EXERCISE PROMPT:
Each entry that follows must be output without any deviation.

A run of records
- - -
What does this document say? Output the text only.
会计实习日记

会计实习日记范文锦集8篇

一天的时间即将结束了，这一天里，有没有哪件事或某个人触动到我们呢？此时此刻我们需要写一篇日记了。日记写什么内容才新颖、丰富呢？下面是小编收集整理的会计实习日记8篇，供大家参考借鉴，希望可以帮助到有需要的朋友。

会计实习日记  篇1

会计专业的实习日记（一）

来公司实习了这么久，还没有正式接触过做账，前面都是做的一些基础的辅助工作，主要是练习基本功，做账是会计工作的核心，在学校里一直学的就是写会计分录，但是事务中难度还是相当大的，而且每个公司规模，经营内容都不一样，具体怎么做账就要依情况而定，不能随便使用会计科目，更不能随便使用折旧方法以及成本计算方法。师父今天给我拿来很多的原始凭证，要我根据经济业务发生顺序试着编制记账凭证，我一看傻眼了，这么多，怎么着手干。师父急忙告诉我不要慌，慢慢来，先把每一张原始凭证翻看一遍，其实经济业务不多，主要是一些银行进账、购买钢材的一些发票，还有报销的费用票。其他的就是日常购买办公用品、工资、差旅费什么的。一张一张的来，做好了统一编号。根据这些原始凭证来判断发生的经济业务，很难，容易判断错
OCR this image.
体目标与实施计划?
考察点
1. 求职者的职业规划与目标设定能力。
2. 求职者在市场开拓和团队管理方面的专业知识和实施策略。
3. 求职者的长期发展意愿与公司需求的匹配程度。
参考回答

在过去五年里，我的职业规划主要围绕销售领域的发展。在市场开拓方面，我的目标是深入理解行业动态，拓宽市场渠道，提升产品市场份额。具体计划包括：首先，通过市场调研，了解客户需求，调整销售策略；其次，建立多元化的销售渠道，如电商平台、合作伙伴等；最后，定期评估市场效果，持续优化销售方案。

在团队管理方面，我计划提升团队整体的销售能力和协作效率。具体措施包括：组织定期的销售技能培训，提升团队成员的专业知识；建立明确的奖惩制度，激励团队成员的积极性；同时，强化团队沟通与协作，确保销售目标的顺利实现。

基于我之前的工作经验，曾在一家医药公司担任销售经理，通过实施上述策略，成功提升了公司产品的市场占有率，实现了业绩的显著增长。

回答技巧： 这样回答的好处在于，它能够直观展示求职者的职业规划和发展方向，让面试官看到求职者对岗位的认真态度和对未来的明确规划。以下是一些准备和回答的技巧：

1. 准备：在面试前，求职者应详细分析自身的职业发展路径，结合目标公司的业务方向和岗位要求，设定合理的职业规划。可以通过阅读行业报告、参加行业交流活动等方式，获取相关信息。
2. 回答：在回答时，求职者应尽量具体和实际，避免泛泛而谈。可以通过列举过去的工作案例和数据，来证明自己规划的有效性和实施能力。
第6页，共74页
- - -
PROBLEM SOLUTION:
What does this document say? Output the text only.
会计实习日记

会计实习日记范文锦集8篇

一天的时间即将结束了，这一天里，有没有哪件事或某个人触动到我们呢？此时此刻我们需要写一篇日记了。日记写什么内容才新颖、丰富呢？下面是小编收集整理的会计实习日记8篇，供大家参考借鉴，希望可以帮助到有需要的朋友。

会计实习日记  篇1

会计专业的实习日记（一）

来公司实习了这么久，还没有正式接触过做账，前面都是做的一些基础的辅助工作，主要是练习基本功，做账是会计工作的核心，在学校里一直学的就是写会计分录，但是事务中难度还是相当大的，而且每个公司规模，经营内容都不一样，具体怎么做账就要依情况而定，不能随便使用会计科目，更不能随便使用折旧方法以及成本计算方法。师父今天给我拿来很多的原始凭证，要我根据经济业务发生顺序试着编制记账凭证，我一看傻眼了，这么多，怎么着手干。师父急忙告诉我不要慌，慢慢来，先把每一张原始凭证翻看一遍，其实经济业务不多，主要是一些银行进账、购买钢材的一些发票，还有报销的费用票。其他的就是日常购买办公用品、工资、差旅费什么的。一张一张的来，做好了统一编号。根据这些原始凭证来判断发生的经济业务，很难，容易判断错
OCR this image.
体目标与实施计划?
考察点
1. 求职者的职业规划与目标设定能力。
2. 求职者在市场开拓和团队管理方面的专业知识和实施策略。
3. 求职者的长期发展意愿与公司需求的匹配程度。
参考回答

在过去五年里，我的职业规划主要围绕销售领域的发展。在市场开拓方面，我的目标是深入理解行业动态，拓宽市场渠道，提升产品市场份额。具体计划包括：首先，通过市场调研，了解客户需求，调整销售策略；其次，建立多元化的销售渠道，如电商平台、合作伙伴等；最后，定期评估市场效果，持续优化销售方案。

在团队管理方面，我计划提升团队整体的销售能力和协作效率。具体措施包括：组织定期的销售技能培训，提升团队成员的专业知识；建立明确的奖惩制度，激励团队成员的积极性；同时，强化团队沟通与协作，确保销售目标的顺利实现。

基于我之前的工作经验，曾在一家医药公司担任销售经理，通过实施上述策略，成功提升了公司产品的市场占有率，实现了业绩的显著增长。

回答技巧： 这样回答的好处在于，它能够直观展示求职者的职业规划和发展方向，让面试官看到求职者对岗位的认真态度和对未来的明确规划。以下是一些准备和回答的技巧：

1. 准备：在面试前，求职者应详细分析自身的职业发展路径，结合目标公司的业务方向和岗位要求，设定合理的职业规划。可以通过阅读行业报告、参加行业交流活动等方式，获取相关信息。
2. 回答：在回答时，求职者应尽量具体和实际，避免泛泛而谈。可以通过列举过去的工作案例和数据，来证明自己规划的有效性和实施能力。
第6页，共74页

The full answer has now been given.